--- START ---
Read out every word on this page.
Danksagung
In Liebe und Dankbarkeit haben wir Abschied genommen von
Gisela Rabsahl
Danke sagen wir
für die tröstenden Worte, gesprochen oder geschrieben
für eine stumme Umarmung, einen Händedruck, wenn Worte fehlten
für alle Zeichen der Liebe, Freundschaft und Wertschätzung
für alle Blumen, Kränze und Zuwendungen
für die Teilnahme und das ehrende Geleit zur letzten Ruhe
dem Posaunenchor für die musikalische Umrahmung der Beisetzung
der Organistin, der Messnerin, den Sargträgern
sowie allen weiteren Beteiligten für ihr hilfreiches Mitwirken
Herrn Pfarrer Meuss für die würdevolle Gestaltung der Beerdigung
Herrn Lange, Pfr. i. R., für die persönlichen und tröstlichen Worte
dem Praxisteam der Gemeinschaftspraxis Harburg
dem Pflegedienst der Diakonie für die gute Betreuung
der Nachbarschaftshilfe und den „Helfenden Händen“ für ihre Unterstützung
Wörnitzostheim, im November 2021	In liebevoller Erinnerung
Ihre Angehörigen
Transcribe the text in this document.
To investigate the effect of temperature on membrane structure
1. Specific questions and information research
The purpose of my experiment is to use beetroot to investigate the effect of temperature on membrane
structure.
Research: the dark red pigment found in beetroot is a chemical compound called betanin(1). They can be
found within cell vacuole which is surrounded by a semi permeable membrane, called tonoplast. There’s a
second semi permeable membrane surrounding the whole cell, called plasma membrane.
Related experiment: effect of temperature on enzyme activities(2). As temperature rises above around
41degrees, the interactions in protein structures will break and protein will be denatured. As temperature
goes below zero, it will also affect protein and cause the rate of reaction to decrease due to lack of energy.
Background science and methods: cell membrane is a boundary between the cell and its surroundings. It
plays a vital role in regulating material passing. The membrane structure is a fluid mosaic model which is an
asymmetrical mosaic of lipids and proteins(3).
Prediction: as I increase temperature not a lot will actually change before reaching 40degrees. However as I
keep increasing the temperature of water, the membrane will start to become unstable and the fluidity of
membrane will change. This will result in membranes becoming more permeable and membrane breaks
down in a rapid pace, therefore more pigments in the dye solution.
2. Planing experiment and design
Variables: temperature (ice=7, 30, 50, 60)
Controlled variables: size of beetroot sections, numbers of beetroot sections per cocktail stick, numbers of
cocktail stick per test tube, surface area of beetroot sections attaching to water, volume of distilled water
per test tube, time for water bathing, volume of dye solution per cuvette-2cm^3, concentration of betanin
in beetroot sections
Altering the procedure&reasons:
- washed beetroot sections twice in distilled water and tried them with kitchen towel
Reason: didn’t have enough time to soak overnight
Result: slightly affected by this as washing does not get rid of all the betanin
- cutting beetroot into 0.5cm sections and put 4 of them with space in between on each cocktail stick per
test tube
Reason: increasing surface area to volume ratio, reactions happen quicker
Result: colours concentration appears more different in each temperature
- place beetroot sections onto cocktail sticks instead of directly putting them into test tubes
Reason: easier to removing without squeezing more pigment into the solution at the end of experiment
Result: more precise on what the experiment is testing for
--- END ---
__WHAT NEEDS TO BE DONE__.
Your answer should consist of the lines above that hold the word "volume".

__RESPONSE__.
cocktail stick per test tube, surface area of beetroot sections attaching to water, volume of distilled water
per test tube, time for water bathing, volume of dye solution per cuvette-2cm^3, concentration of betanin
Reason: increasing surface area to volume ratio, reactions happen quicker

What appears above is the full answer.